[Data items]
_____

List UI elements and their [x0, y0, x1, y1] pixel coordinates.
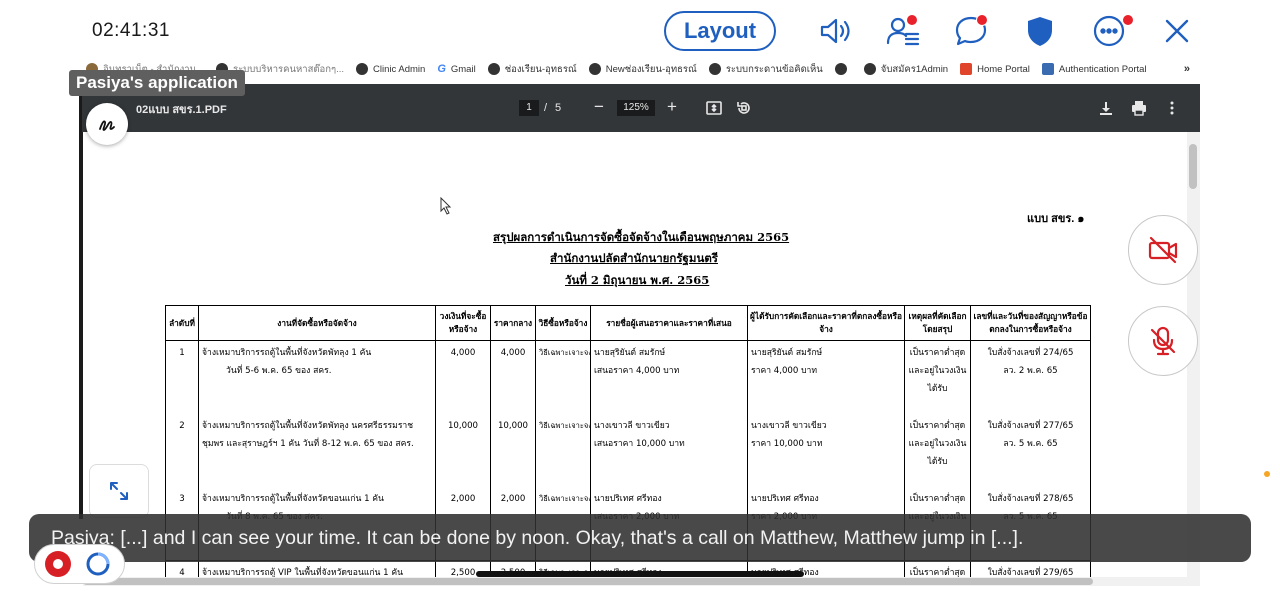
document-date: วันที่ 2 มิถุนายน พ.ศ. 2565 — [565, 273, 710, 287]
table-row: 2 จ้างเหมาบริการรถตู้ในพื้นที่จังหวัดพัท… — [165, 414, 1091, 487]
bookmark-register-admin[interactable]: จับสมัคร1Admin — [863, 62, 948, 77]
mouse-cursor-icon — [440, 197, 452, 215]
zoom-in-button[interactable]: + — [667, 97, 677, 117]
home-indicator — [476, 571, 804, 577]
layout-button[interactable]: Layout — [664, 11, 776, 51]
bookmark-clinic-admin[interactable]: Clinic Admin — [356, 63, 425, 75]
bookmark-authentication-portal[interactable]: Authentication Portal — [1041, 63, 1147, 75]
zoom-level-input[interactable]: 125% — [617, 100, 655, 116]
bookmark-home-portal[interactable]: Home Portal — [960, 63, 1030, 75]
more-icon[interactable] — [1092, 14, 1134, 48]
bookmarks-bar: อินทราเน็ต - สำนักงาน... ระบบบริหารคนหาส… — [86, 58, 1200, 80]
header-reason: เหตุผลที่คัดเลือกโดยสรุป — [904, 305, 971, 341]
page-total: 5 — [555, 102, 562, 114]
annotate-button[interactable] — [86, 103, 128, 145]
speaker-icon[interactable] — [818, 14, 852, 48]
bookmarks-overflow-button[interactable]: » — [1184, 63, 1200, 75]
header-winner: ผู้ได้รับการคัดเลือกและราคาที่ตกลงซื้อหร… — [747, 305, 905, 341]
bookmark-feedback-board[interactable]: ระบบกระดานข้อคิดเห็น — [708, 62, 823, 77]
download-icon[interactable] — [1097, 99, 1115, 117]
more-notification-dot — [1122, 14, 1134, 26]
header-bidders: รายชื่อผู้เสนอราคาและราคาที่เสนอ — [590, 305, 748, 341]
portal-favicon-icon — [960, 63, 973, 75]
record-icon[interactable] — [45, 551, 71, 577]
form-code: แบบ สขร. ๑ — [1027, 213, 1085, 225]
camera-toggle-button[interactable] — [1128, 215, 1198, 285]
page-number-input[interactable]: 1 — [519, 100, 539, 116]
globe-icon — [708, 63, 721, 75]
kebab-menu-icon[interactable] — [1163, 99, 1181, 117]
microphone-toggle-button[interactable] — [1128, 306, 1198, 376]
bookmark-new-complaint[interactable]: Newช่องเรียน-อุทธรณ์ — [588, 62, 697, 77]
table-row: 1 จ้างเหมาบริการรถตู้ในพื้นที่จังหวัดพัท… — [165, 340, 1091, 414]
header-no: ลำดับที่ — [165, 305, 199, 341]
camera-off-icon — [1148, 236, 1178, 264]
document-title: สรุปผลการดำเนินการจัดซื้อจัดจ้างในเดือนพ… — [493, 230, 790, 244]
call-clock: 02:41:31 — [92, 20, 170, 41]
print-icon[interactable] — [1130, 99, 1148, 117]
globe-icon — [356, 63, 369, 75]
header-contract: เลขที่และวันที่ของสัญญาหรือข้อตกลงในการซ… — [970, 305, 1091, 341]
scrollbar-thumb[interactable] — [1189, 144, 1197, 189]
page-separator: / — [544, 102, 548, 114]
google-icon: G — [437, 63, 446, 75]
globe-icon — [588, 63, 601, 75]
chat-notification-dot — [976, 14, 988, 26]
shield-icon[interactable] — [1023, 14, 1057, 48]
chat-icon[interactable] — [954, 14, 988, 48]
participants-notification-dot — [906, 14, 918, 26]
bookmark-gmail[interactable]: G Gmail — [437, 63, 475, 75]
globe-icon — [863, 63, 876, 75]
header-item: งานที่จัดซื้อหรือจัดจ้าง — [198, 305, 436, 341]
globe-icon — [487, 63, 500, 75]
header-method: วิธีซื้อหรือจ้าง — [535, 305, 591, 341]
rotate-icon[interactable] — [735, 99, 753, 117]
close-icon[interactable] — [1160, 14, 1194, 48]
live-caption: Pasiya: [...] and I can see your time. I… — [29, 514, 1251, 562]
zoom-out-button[interactable]: − — [594, 97, 604, 117]
pdf-horizontal-scrollbar[interactable] — [83, 577, 1187, 586]
pdf-filename: 02แบบ สขร.1.PDF — [136, 104, 227, 116]
edge-indicator-dot — [1264, 471, 1270, 477]
auth-favicon-icon — [1041, 63, 1054, 75]
bookmark-complaint[interactable]: ช่องเรียน-อุทธรณ์ — [487, 62, 577, 77]
microphone-off-icon — [1150, 326, 1176, 356]
shared-application-label: Pasiya's application — [69, 70, 245, 96]
squiggle-icon — [99, 120, 115, 131]
document-agency: สำนักงานปลัดสำนักนายกรัฐมนตรี — [550, 251, 718, 265]
expand-view-button[interactable] — [89, 464, 149, 518]
participants-icon[interactable] — [886, 14, 920, 48]
globe-icon — [834, 63, 847, 75]
fit-page-icon[interactable] — [705, 99, 723, 117]
expand-icon — [110, 482, 128, 500]
loading-spinner-icon — [86, 552, 110, 576]
bookmark-unnamed[interactable] — [834, 63, 852, 75]
scrollbar-thumb[interactable] — [83, 578, 1093, 585]
header-budget: วงเงินที่จะซื้อหรือจ้าง — [435, 305, 491, 341]
header-median: ราคากลาง — [490, 305, 536, 341]
recording-controls[interactable] — [34, 544, 125, 584]
pdf-toolbar: 02แบบ สขร.1.PDF 1 / 5 − 125% + — [82, 84, 1200, 132]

_____

### Problem requirements
Can you reproduce all of the data above word for word, leaving the pictures out?

### Correct output
List UI elements and their [x0, y0, x1, y1] pixel coordinates.
document-date: วันที่ 2 มิถุนายน พ.ศ. 2565 — [565, 273, 710, 287]
table-row: 2 จ้างเหมาบริการรถตู้ในพื้นที่จังหวัดพัท… — [165, 414, 1091, 487]
bookmark-register-admin[interactable]: จับสมัคร1Admin — [863, 62, 948, 77]
mouse-cursor-icon — [440, 197, 452, 215]
zoom-in-button[interactable]: + — [667, 97, 677, 117]
home-indicator — [476, 571, 804, 577]
layout-button[interactable]: Layout — [664, 11, 776, 51]
bookmark-clinic-admin[interactable]: Clinic Admin — [356, 63, 425, 75]
bookmark-authentication-portal[interactable]: Authentication Portal — [1041, 63, 1147, 75]
zoom-level-input[interactable]: 125% — [617, 100, 655, 116]
bookmark-home-portal[interactable]: Home Portal — [960, 63, 1030, 75]
more-icon[interactable] — [1092, 14, 1134, 48]
bookmarks-bar: อินทราเน็ต - สำนักงาน... ระบบบริหารคนหาส… — [86, 58, 1200, 80]
header-reason: เหตุผลที่คัดเลือกโดยสรุป — [904, 305, 971, 341]
page-total: 5 — [555, 102, 562, 114]
annotate-button[interactable] — [86, 103, 128, 145]
speaker-icon[interactable] — [818, 14, 852, 48]
bookmarks-overflow-button[interactable]: » — [1184, 63, 1200, 75]
header-winner: ผู้ได้รับการคัดเลือกและราคาที่ตกลงซื้อหร… — [747, 305, 905, 341]
bookmark-feedback-board[interactable]: ระบบกระดานข้อคิดเห็น — [708, 62, 823, 77]
download-icon[interactable] — [1097, 99, 1115, 117]
more-notification-dot — [1122, 14, 1134, 26]
header-bidders: รายชื่อผู้เสนอราคาและราคาที่เสนอ — [590, 305, 748, 341]
portal-favicon-icon — [960, 63, 973, 75]
record-icon[interactable] — [45, 551, 71, 577]
form-code: แบบ สขร. ๑ — [1027, 213, 1085, 225]
camera-toggle-button[interactable] — [1128, 215, 1198, 285]
page-number-input[interactable]: 1 — [519, 100, 539, 116]
globe-icon — [708, 63, 721, 75]
kebab-menu-icon[interactable] — [1163, 99, 1181, 117]
microphone-toggle-button[interactable] — [1128, 306, 1198, 376]
bookmark-new-complaint[interactable]: Newช่องเรียน-อุทธรณ์ — [588, 62, 697, 77]
table-row: 1 จ้างเหมาบริการรถตู้ในพื้นที่จังหวัดพัท… — [165, 340, 1091, 414]
header-no: ลำดับที่ — [165, 305, 199, 341]
camera-off-icon — [1148, 236, 1178, 264]
document-title: สรุปผลการดำเนินการจัดซื้อจัดจ้างในเดือนพ… — [493, 230, 790, 244]
call-clock: 02:41:31 — [92, 20, 170, 41]
print-icon[interactable] — [1130, 99, 1148, 117]
globe-icon — [356, 63, 369, 75]
header-contract: เลขที่และวันที่ของสัญญาหรือข้อตกลงในการซ… — [970, 305, 1091, 341]
scrollbar-thumb[interactable] — [1189, 144, 1197, 189]
page-separator: / — [544, 102, 548, 114]
google-icon: G — [437, 63, 446, 75]
globe-icon — [588, 63, 601, 75]
chat-notification-dot — [976, 14, 988, 26]
shield-icon[interactable] — [1023, 14, 1057, 48]
chat-icon[interactable] — [954, 14, 988, 48]
participants-notification-dot — [906, 14, 918, 26]
bookmark-gmail[interactable]: G Gmail — [437, 63, 475, 75]
globe-icon — [863, 63, 876, 75]
header-item: งานที่จัดซื้อหรือจัดจ้าง — [198, 305, 436, 341]
globe-icon — [487, 63, 500, 75]
header-method: วิธีซื้อหรือจ้าง — [535, 305, 591, 341]
rotate-icon[interactable] — [735, 99, 753, 117]
close-icon[interactable] — [1160, 14, 1194, 48]
live-caption: Pasiya: [...] and I can see your time. I… — [29, 514, 1251, 562]
zoom-out-button[interactable]: − — [594, 97, 604, 117]
pdf-horizontal-scrollbar[interactable] — [83, 577, 1187, 586]
pdf-filename: 02แบบ สขร.1.PDF — [136, 104, 227, 116]
edge-indicator-dot — [1264, 471, 1270, 477]
auth-favicon-icon — [1041, 63, 1054, 75]
bookmark-complaint[interactable]: ช่องเรียน-อุทธรณ์ — [487, 62, 577, 77]
microphone-off-icon — [1150, 326, 1176, 356]
shared-application-label: Pasiya's application — [69, 70, 245, 96]
squiggle-icon — [99, 120, 115, 131]
document-agency: สำนักงานปลัดสำนักนายกรัฐมนตรี — [550, 251, 718, 265]
expand-view-button[interactable] — [89, 464, 149, 518]
participants-icon[interactable] — [886, 14, 920, 48]
globe-icon — [834, 63, 847, 75]
fit-page-icon[interactable] — [705, 99, 723, 117]
expand-icon — [110, 482, 128, 500]
loading-spinner-icon — [86, 552, 110, 576]
bookmark-unnamed[interactable] — [834, 63, 852, 75]
scrollbar-thumb[interactable] — [83, 578, 1093, 585]
header-budget: วงเงินที่จะซื้อหรือจ้าง — [435, 305, 491, 341]
header-median: ราคากลาง — [490, 305, 536, 341]
recording-controls[interactable] — [34, 544, 125, 584]
pdf-toolbar: 02แบบ สขร.1.PDF 1 / 5 − 125% + — [82, 84, 1200, 132]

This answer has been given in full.